--- Task instructions ---
(1) Do these statements agree with the Qbox convergence reply below? For each, answer yes or no and quote the deciding words of the text: (a) The JD algorithm is less conservative than the PSDA algorithm. (b) The Qbox input script sets the plane wave cutoff to 60. (c) The job script requests 32 tasks per node.
(2) Extend the Qbox convergence reply below by writing what follows its final numbered observation.

--- Passage given ---
----------------
The JD algorithm (set wf_dyn JD) is more conservative than the PSDA algorithm, and it can be better when starting a ground state calculation in a large unit cell. The PSDA algorithm may then be used later in MD simulations when wave functions remain close to the ground state.

I have reproduced the problem you observed using 5 nodes on cori, assuming a 324-atom 9x9x1 supercell of SnO. Modifying the value of nrowmax and using the JD algorithm, I get the ground state calculation to converge.

I used the following job script:

Code: Select all

#!/bin/bash -l
#SBATCH -C haswell
#SBATCH -p debug
#SBATCH -N 10
#SBATCH --tasks-per-node=32
#SBATCH -t 00:30:00
#SBATCH --qos=premium
# default job name is job script file name
# To change job name, submit with: sbatch -n 64 -J jobname qbox_cori.job
module load qbox
echo $SLURM_JOB_NAME
exe=qb
export OMP_NUM_THREADS=2
infile=${SLURM_JOB_NAME}.i
outfile=${SLURM_JOB_NAME}.r
srun $exe $infile > $outfile
and the following Qbox input script:

Code: Select all

set nrowmax 160
sno324.sys
set ecut 60
set xc PBE
set wf_dyn JD
randomize_wf 
set scf_tol 1.e-8
run -atomic_density 0 50 10
save scratch_dir_path/gs.xml
Some other observations about this calculation:
1) Due to the presence of oxygen, it is necessary to use a larger plane wave cutoff. A value of 60 Ry would be recommended. The accuracy of your results should also be checked in a few cases with a larger ecut to confirm that it is sufficient.
----------------
--- Source material ---
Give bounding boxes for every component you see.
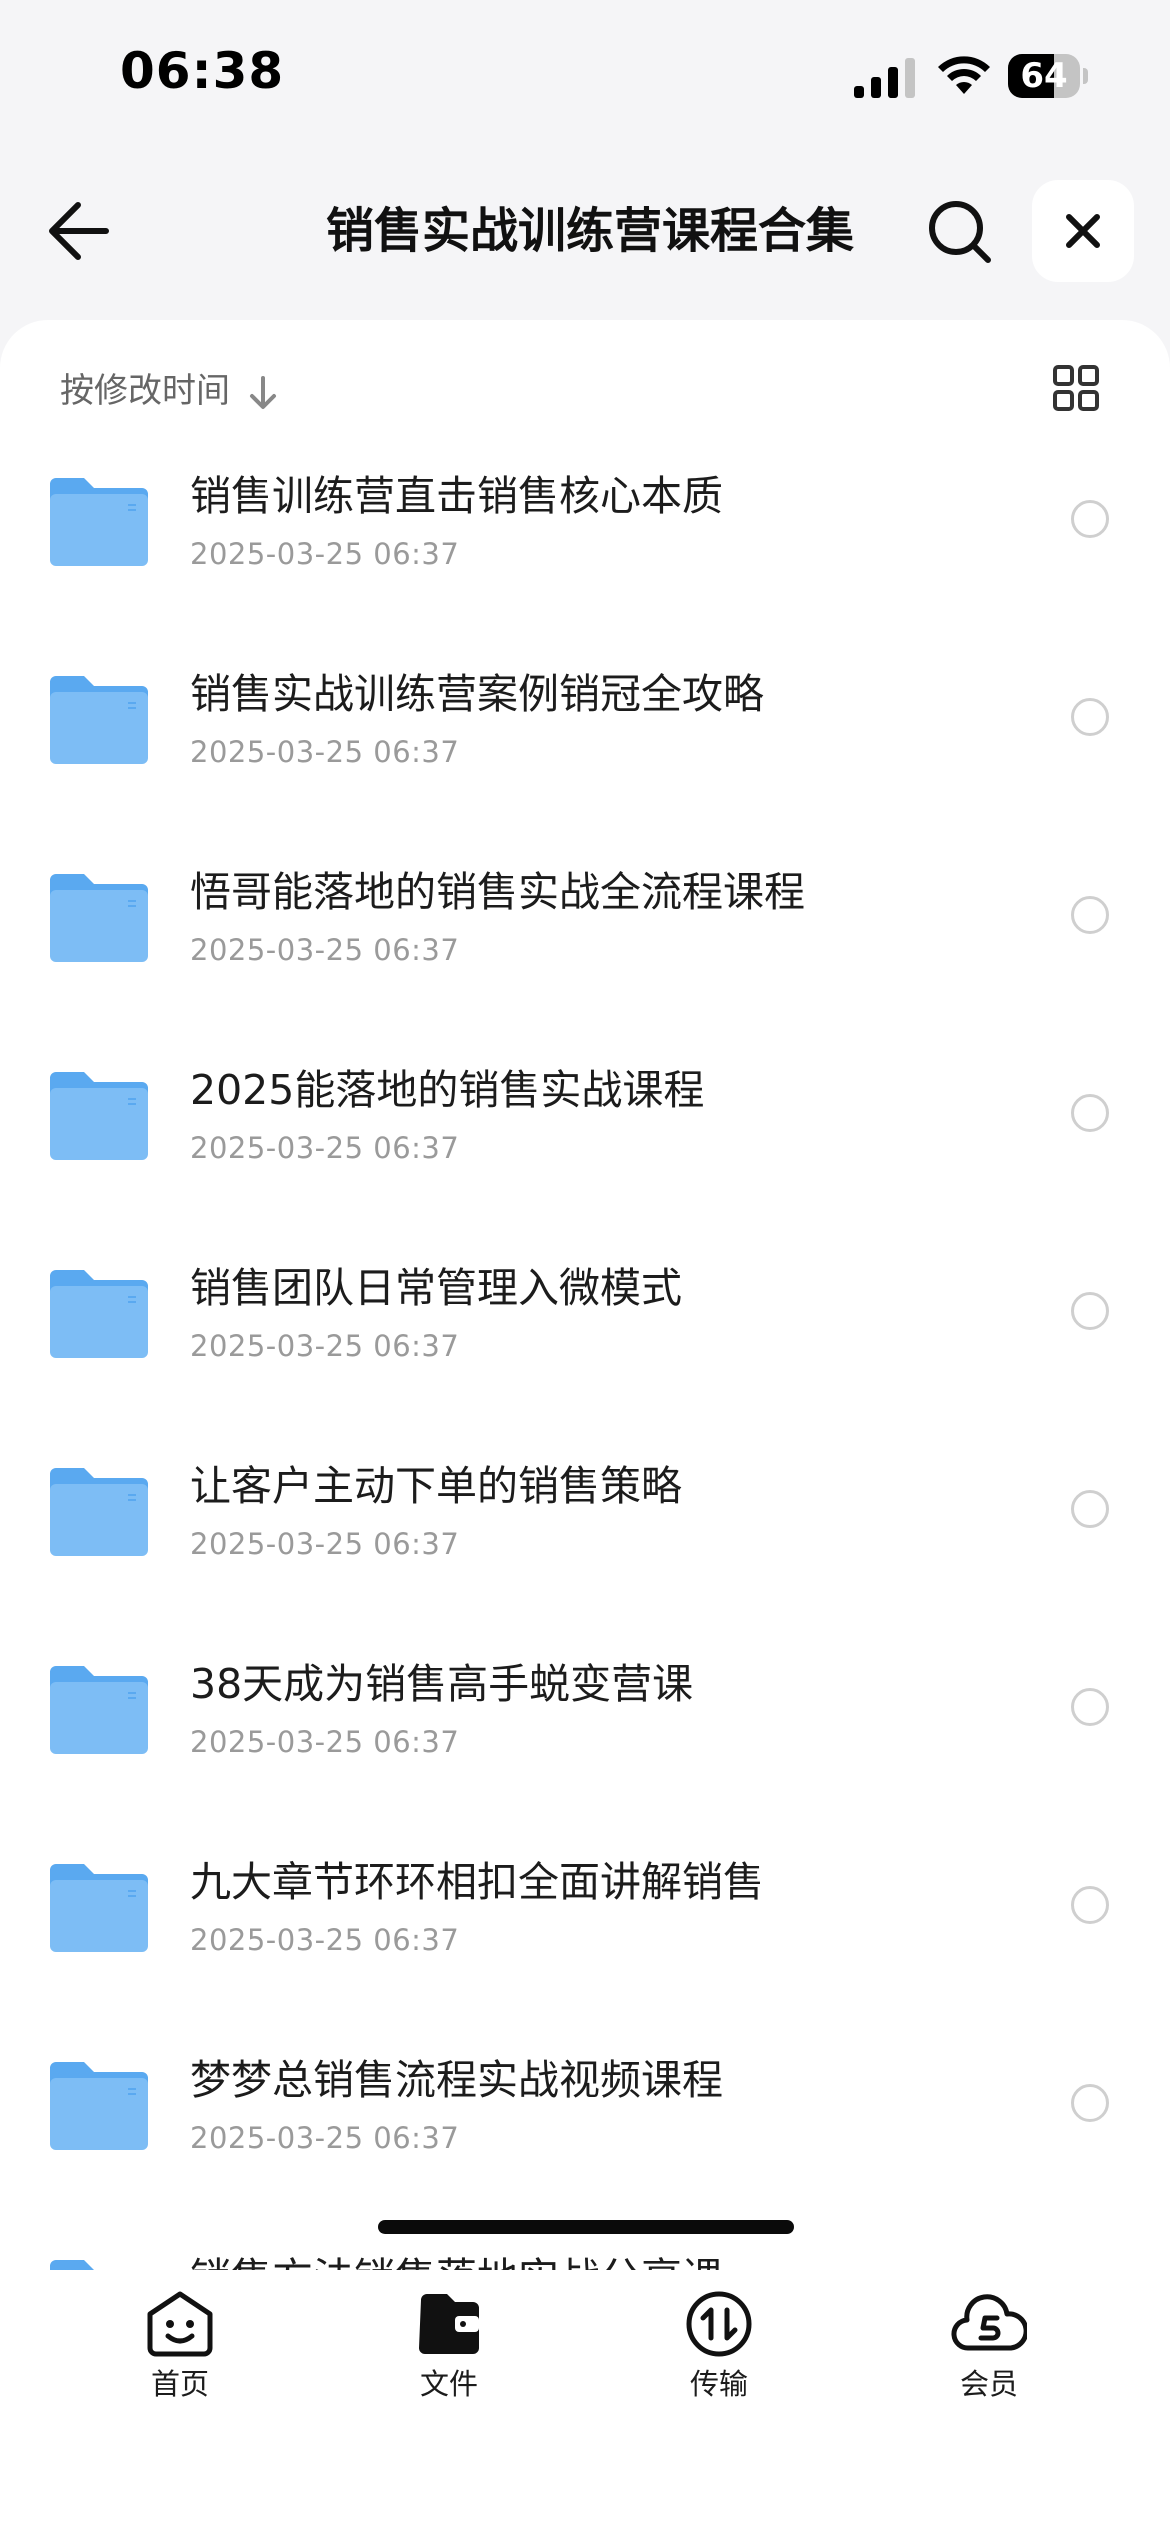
----------------
--- The replies ---
(1)
(a) No: "The JD algorithm (set wf_dyn JD) is more conservative than the PSDA algorithm"
(b) Yes: "set ecut 60"
(c) Yes: "#SBATCH --tasks-per-node=32"

(2)
2) Performance is usually better when the nrowmax parameter is comparable to the size of the Fourier grid (np2v) in the z-direction. In this system, with a cell size of 30 bohr in the z direction and ecut=60 Ry, the value of np2v is 160 (it can be grep'd from the output file). Therefore, a good partition size could be 160x1, or 160x2, or 160x3, etc. by setting nrowmax=160.
3) Note that the Qbox version provided with the NERSC module is working on the Cori Haswell nodes. Use the "-C haswell" option in the job script.

I will try a few more tests on this system on cori.

Hope this helps.
Francois

Re: MPI_Abort errors on different node counts for Cori KNL

Posted: Fri Jun 16, 2017 3:06 pm
by tbbishop
Hi Francois,

Thank you for your response. It seems to have worked for the ground state calculations, but on the MD step it still is failing, although there are two jobs still running which may work.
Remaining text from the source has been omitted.